Goal of the exercise ▸ Retype the whole listing, please, keeping every line exact and dropping the pictures.

───── Input rows

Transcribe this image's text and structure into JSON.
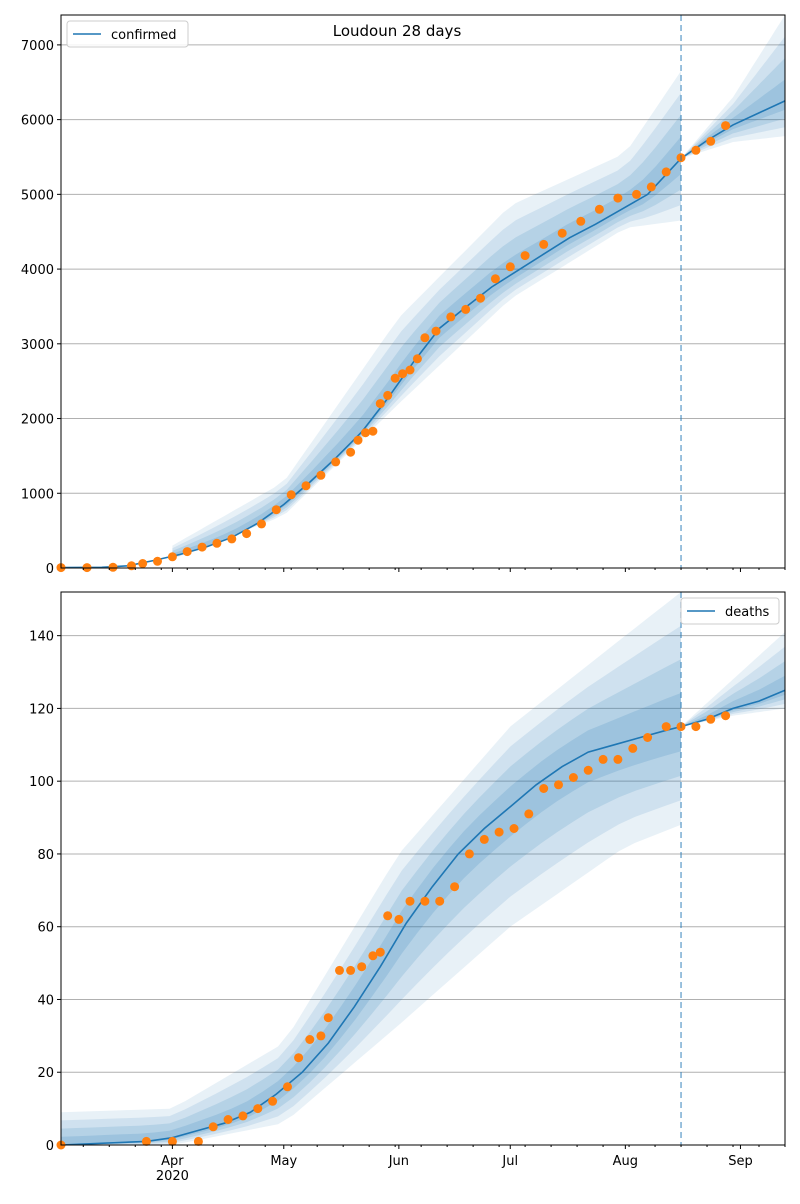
{
  "figure_title": "Loudoun 28 days",
  "colors": {
    "model": "#1f77b4",
    "observed": "#ff7f0e",
    "band": "#1f77b4",
    "grid": "#b0b0b0",
    "forecast_line": "#1f77b4"
  },
  "chart_data": [
    {
      "type": "line",
      "title": "Loudoun 28 days",
      "xlabel": "",
      "ylabel": "",
      "x_range": [
        "2020-03-02",
        "2020-09-13"
      ],
      "ylim": [
        0,
        7400
      ],
      "yticks": [
        0,
        1000,
        2000,
        3000,
        4000,
        5000,
        6000,
        7000
      ],
      "xticks": [],
      "grid": "horizontal",
      "legend": {
        "position": "top-left",
        "entries": [
          "confirmed"
        ]
      },
      "forecast_start": "2020-08-16",
      "series": [
        {
          "name": "confirmed",
          "kind": "model",
          "x": [
            "2020-03-02",
            "2020-03-13",
            "2020-03-20",
            "2020-03-27",
            "2020-04-03",
            "2020-04-10",
            "2020-04-17",
            "2020-04-24",
            "2020-05-01",
            "2020-05-08",
            "2020-05-15",
            "2020-05-22",
            "2020-05-29",
            "2020-06-05",
            "2020-06-12",
            "2020-06-19",
            "2020-06-26",
            "2020-07-03",
            "2020-07-10",
            "2020-07-17",
            "2020-07-24",
            "2020-07-31",
            "2020-08-07",
            "2020-08-16",
            "2020-08-23",
            "2020-08-30",
            "2020-09-06",
            "2020-09-13"
          ],
          "y": [
            5,
            10,
            30,
            100,
            180,
            280,
            410,
            600,
            850,
            1150,
            1470,
            1820,
            2270,
            2760,
            3210,
            3490,
            3760,
            3980,
            4200,
            4420,
            4600,
            4800,
            5000,
            5480,
            5720,
            5930,
            6090,
            6250
          ]
        },
        {
          "name": "",
          "kind": "observed",
          "x": [
            "2020-03-02",
            "2020-03-09",
            "2020-03-16",
            "2020-03-21",
            "2020-03-24",
            "2020-03-28",
            "2020-04-01",
            "2020-04-05",
            "2020-04-09",
            "2020-04-13",
            "2020-04-17",
            "2020-04-21",
            "2020-04-25",
            "2020-04-29",
            "2020-05-03",
            "2020-05-07",
            "2020-05-11",
            "2020-05-15",
            "2020-05-19",
            "2020-05-21",
            "2020-05-23",
            "2020-05-25",
            "2020-05-27",
            "2020-05-29",
            "2020-05-31",
            "2020-06-02",
            "2020-06-04",
            "2020-06-06",
            "2020-06-08",
            "2020-06-11",
            "2020-06-15",
            "2020-06-19",
            "2020-06-23",
            "2020-06-27",
            "2020-07-01",
            "2020-07-05",
            "2020-07-10",
            "2020-07-15",
            "2020-07-20",
            "2020-07-25",
            "2020-07-30",
            "2020-08-04",
            "2020-08-08",
            "2020-08-12",
            "2020-08-16",
            "2020-08-20",
            "2020-08-24",
            "2020-08-28"
          ],
          "y": [
            5,
            5,
            10,
            30,
            60,
            90,
            150,
            220,
            280,
            330,
            390,
            460,
            590,
            780,
            980,
            1100,
            1240,
            1420,
            1550,
            1710,
            1810,
            1830,
            2200,
            2310,
            2540,
            2600,
            2650,
            2800,
            3080,
            3170,
            3360,
            3460,
            3610,
            3870,
            4030,
            4180,
            4330,
            4480,
            4640,
            4800,
            4950,
            5000,
            5100,
            5300,
            5490,
            5590,
            5710,
            5920
          ]
        }
      ],
      "band_envelopes": [
        {
          "x": [
            "2020-04-01",
            "2020-05-01",
            "2020-06-01",
            "2020-07-01",
            "2020-08-01",
            "2020-08-16"
          ],
          "lower": [
            120,
            700,
            2200,
            3600,
            4550,
            4650
          ],
          "upper": [
            300,
            1150,
            3350,
            4850,
            5550,
            6650
          ]
        },
        {
          "x": [
            "2020-08-16",
            "2020-08-30",
            "2020-09-13"
          ],
          "lower": [
            5480,
            5700,
            5780
          ],
          "upper": [
            5480,
            6300,
            7400
          ]
        }
      ]
    },
    {
      "type": "line",
      "title": "",
      "xlabel": "",
      "ylabel": "",
      "x_range": [
        "2020-03-02",
        "2020-09-13"
      ],
      "ylim": [
        0,
        152
      ],
      "yticks": [
        0,
        20,
        40,
        60,
        80,
        100,
        120,
        140
      ],
      "xticks": [
        "Apr\n2020",
        "May",
        "Jun",
        "Jul",
        "Aug",
        "Sep"
      ],
      "grid": "horizontal",
      "legend": {
        "position": "top-right",
        "entries": [
          "deaths"
        ]
      },
      "forecast_start": "2020-08-16",
      "series": [
        {
          "name": "deaths",
          "kind": "model",
          "x": [
            "2020-03-02",
            "2020-03-25",
            "2020-04-01",
            "2020-04-08",
            "2020-04-15",
            "2020-04-22",
            "2020-04-29",
            "2020-05-06",
            "2020-05-13",
            "2020-05-20",
            "2020-05-27",
            "2020-06-03",
            "2020-06-10",
            "2020-06-17",
            "2020-06-24",
            "2020-07-01",
            "2020-07-08",
            "2020-07-15",
            "2020-07-22",
            "2020-07-29",
            "2020-08-05",
            "2020-08-12",
            "2020-08-16",
            "2020-08-23",
            "2020-08-30",
            "2020-09-06",
            "2020-09-13"
          ],
          "y": [
            0,
            1,
            2,
            4,
            6,
            9,
            14,
            20,
            28,
            38,
            49,
            61,
            71,
            80,
            87,
            93,
            99,
            104,
            108,
            110,
            112,
            114,
            115,
            117,
            120,
            122,
            125
          ]
        },
        {
          "name": "",
          "kind": "observed",
          "x": [
            "2020-03-02",
            "2020-03-25",
            "2020-04-01",
            "2020-04-08",
            "2020-04-12",
            "2020-04-16",
            "2020-04-20",
            "2020-04-24",
            "2020-04-28",
            "2020-05-02",
            "2020-05-05",
            "2020-05-08",
            "2020-05-11",
            "2020-05-13",
            "2020-05-16",
            "2020-05-19",
            "2020-05-22",
            "2020-05-25",
            "2020-05-27",
            "2020-05-29",
            "2020-06-01",
            "2020-06-04",
            "2020-06-08",
            "2020-06-12",
            "2020-06-16",
            "2020-06-20",
            "2020-06-24",
            "2020-06-28",
            "2020-07-02",
            "2020-07-06",
            "2020-07-10",
            "2020-07-14",
            "2020-07-18",
            "2020-07-22",
            "2020-07-26",
            "2020-07-30",
            "2020-08-03",
            "2020-08-07",
            "2020-08-12",
            "2020-08-16",
            "2020-08-20",
            "2020-08-24",
            "2020-08-28"
          ],
          "y": [
            0,
            1,
            1,
            1,
            5,
            7,
            8,
            10,
            12,
            16,
            24,
            29,
            30,
            35,
            48,
            48,
            49,
            52,
            53,
            63,
            62,
            67,
            67,
            67,
            71,
            80,
            84,
            86,
            87,
            91,
            98,
            99,
            101,
            103,
            106,
            106,
            109,
            112,
            115,
            115,
            115,
            117,
            118
          ]
        }
      ],
      "band_envelopes": [
        {
          "x": [
            "2020-03-02",
            "2020-04-01",
            "2020-05-01",
            "2020-06-01",
            "2020-07-01",
            "2020-08-01",
            "2020-08-16"
          ],
          "lower": [
            0,
            0,
            6,
            33,
            60,
            82,
            88
          ],
          "upper": [
            9,
            10,
            28,
            80,
            115,
            140,
            152
          ]
        },
        {
          "x": [
            "2020-08-16",
            "2020-08-30",
            "2020-09-13"
          ],
          "lower": [
            115,
            118,
            120
          ],
          "upper": [
            115,
            128,
            141
          ]
        }
      ]
    }
  ]
}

──────────

Exercise output ▸
Transcribe this image's text and structure into JSON.
{
  "figure_title": "Loudoun 28 days",
  "colors": {
    "model": "#1f77b4",
    "observed": "#ff7f0e",
    "band": "#1f77b4",
    "grid": "#b0b0b0",
    "forecast_line": "#1f77b4"
  },
  "chart_data": [
    {
      "type": "line",
      "title": "Loudoun 28 days",
      "xlabel": "",
      "ylabel": "",
      "x_range": [
        "2020-03-02",
        "2020-09-13"
      ],
      "ylim": [
        0,
        7400
      ],
      "yticks": [
        0,
        1000,
        2000,
        3000,
        4000,
        5000,
        6000,
        7000
      ],
      "xticks": [],
      "grid": "horizontal",
      "legend": {
        "position": "top-left",
        "entries": [
          "confirmed"
        ]
      },
      "forecast_start": "2020-08-16",
      "series": [
        {
          "name": "confirmed",
          "kind": "model",
          "x": [
            "2020-03-02",
            "2020-03-13",
            "2020-03-20",
            "2020-03-27",
            "2020-04-03",
            "2020-04-10",
            "2020-04-17",
            "2020-04-24",
            "2020-05-01",
            "2020-05-08",
            "2020-05-15",
            "2020-05-22",
            "2020-05-29",
            "2020-06-05",
            "2020-06-12",
            "2020-06-19",
            "2020-06-26",
            "2020-07-03",
            "2020-07-10",
            "2020-07-17",
            "2020-07-24",
            "2020-07-31",
            "2020-08-07",
            "2020-08-16",
            "2020-08-23",
            "2020-08-30",
            "2020-09-06",
            "2020-09-13"
          ],
          "y": [
            5,
            10,
            30,
            100,
            180,
            280,
            410,
            600,
            850,
            1150,
            1470,
            1820,
            2270,
            2760,
            3210,
            3490,
            3760,
            3980,
            4200,
            4420,
            4600,
            4800,
            5000,
            5480,
            5720,
            5930,
            6090,
            6250
          ]
        },
        {
          "name": "",
          "kind": "observed",
          "x": [
            "2020-03-02",
            "2020-03-09",
            "2020-03-16",
            "2020-03-21",
            "2020-03-24",
            "2020-03-28",
            "2020-04-01",
            "2020-04-05",
            "2020-04-09",
            "2020-04-13",
            "2020-04-17",
            "2020-04-21",
            "2020-04-25",
            "2020-04-29",
            "2020-05-03",
            "2020-05-07",
            "2020-05-11",
            "2020-05-15",
            "2020-05-19",
            "2020-05-21",
            "2020-05-23",
            "2020-05-25",
            "2020-05-27",
            "2020-05-29",
            "2020-05-31",
            "2020-06-02",
            "2020-06-04",
            "2020-06-06",
            "2020-06-08",
            "2020-06-11",
            "2020-06-15",
            "2020-06-19",
            "2020-06-23",
            "2020-06-27",
            "2020-07-01",
            "2020-07-05",
            "2020-07-10",
            "2020-07-15",
            "2020-07-20",
            "2020-07-25",
            "2020-07-30",
            "2020-08-04",
            "2020-08-08",
            "2020-08-12",
            "2020-08-16",
            "2020-08-20",
            "2020-08-24",
            "2020-08-28"
          ],
          "y": [
            5,
            5,
            10,
            30,
            60,
            90,
            150,
            220,
            280,
            330,
            390,
            460,
            590,
            780,
            980,
            1100,
            1240,
            1420,
            1550,
            1710,
            1810,
            1830,
            2200,
            2310,
            2540,
            2600,
            2650,
            2800,
            3080,
            3170,
            3360,
            3460,
            3610,
            3870,
            4030,
            4180,
            4330,
            4480,
            4640,
            4800,
            4950,
            5000,
            5100,
            5300,
            5490,
            5590,
            5710,
            5920
          ]
        }
      ],
      "band_envelopes": [
        {
          "x": [
            "2020-04-01",
            "2020-05-01",
            "2020-06-01",
            "2020-07-01",
            "2020-08-01",
            "2020-08-16"
          ],
          "lower": [
            120,
            700,
            2200,
            3600,
            4550,
            4650
          ],
          "upper": [
            300,
            1150,
            3350,
            4850,
            5550,
            6650
          ]
        },
        {
          "x": [
            "2020-08-16",
            "2020-08-30",
            "2020-09-13"
          ],
          "lower": [
            5480,
            5700,
            5780
          ],
          "upper": [
            5480,
            6300,
            7400
          ]
        }
      ]
    },
    {
      "type": "line",
      "title": "",
      "xlabel": "",
      "ylabel": "",
      "x_range": [
        "2020-03-02",
        "2020-09-13"
      ],
      "ylim": [
        0,
        152
      ],
      "yticks": [
        0,
        20,
        40,
        60,
        80,
        100,
        120,
        140
      ],
      "xticks": [
        "Apr\n2020",
        "May",
        "Jun",
        "Jul",
        "Aug",
        "Sep"
      ],
      "grid": "horizontal",
      "legend": {
        "position": "top-right",
        "entries": [
          "deaths"
        ]
      },
      "forecast_start": "2020-08-16",
      "series": [
        {
          "name": "deaths",
          "kind": "model",
          "x": [
            "2020-03-02",
            "2020-03-25",
            "2020-04-01",
            "2020-04-08",
            "2020-04-15",
            "2020-04-22",
            "2020-04-29",
            "2020-05-06",
            "2020-05-13",
            "2020-05-20",
            "2020-05-27",
            "2020-06-03",
            "2020-06-10",
            "2020-06-17",
            "2020-06-24",
            "2020-07-01",
            "2020-07-08",
            "2020-07-15",
            "2020-07-22",
            "2020-07-29",
            "2020-08-05",
            "2020-08-12",
            "2020-08-16",
            "2020-08-23",
            "2020-08-30",
            "2020-09-06",
            "2020-09-13"
          ],
          "y": [
            0,
            1,
            2,
            4,
            6,
            9,
            14,
            20,
            28,
            38,
            49,
            61,
            71,
            80,
            87,
            93,
            99,
            104,
            108,
            110,
            112,
            114,
            115,
            117,
            120,
            122,
            125
          ]
        },
        {
          "name": "",
          "kind": "observed",
          "x": [
            "2020-03-02",
            "2020-03-25",
            "2020-04-01",
            "2020-04-08",
            "2020-04-12",
            "2020-04-16",
            "2020-04-20",
            "2020-04-24",
            "2020-04-28",
            "2020-05-02",
            "2020-05-05",
            "2020-05-08",
            "2020-05-11",
            "2020-05-13",
            "2020-05-16",
            "2020-05-19",
            "2020-05-22",
            "2020-05-25",
            "2020-05-27",
            "2020-05-29",
            "2020-06-01",
            "2020-06-04",
            "2020-06-08",
            "2020-06-12",
            "2020-06-16",
            "2020-06-20",
            "2020-06-24",
            "2020-06-28",
            "2020-07-02",
            "2020-07-06",
            "2020-07-10",
            "2020-07-14",
            "2020-07-18",
            "2020-07-22",
            "2020-07-26",
            "2020-07-30",
            "2020-08-03",
            "2020-08-07",
            "2020-08-12",
            "2020-08-16",
            "2020-08-20",
            "2020-08-24",
            "2020-08-28"
          ],
          "y": [
            0,
            1,
            1,
            1,
            5,
            7,
            8,
            10,
            12,
            16,
            24,
            29,
            30,
            35,
            48,
            48,
            49,
            52,
            53,
            63,
            62,
            67,
            67,
            67,
            71,
            80,
            84,
            86,
            87,
            91,
            98,
            99,
            101,
            103,
            106,
            106,
            109,
            112,
            115,
            115,
            115,
            117,
            118
          ]
        }
      ],
      "band_envelopes": [
        {
          "x": [
            "2020-03-02",
            "2020-04-01",
            "2020-05-01",
            "2020-06-01",
            "2020-07-01",
            "2020-08-01",
            "2020-08-16"
          ],
          "lower": [
            0,
            0,
            6,
            33,
            60,
            82,
            88
          ],
          "upper": [
            9,
            10,
            28,
            80,
            115,
            140,
            152
          ]
        },
        {
          "x": [
            "2020-08-16",
            "2020-08-30",
            "2020-09-13"
          ],
          "lower": [
            115,
            118,
            120
          ],
          "upper": [
            115,
            128,
            141
          ]
        }
      ]
    }
  ]
}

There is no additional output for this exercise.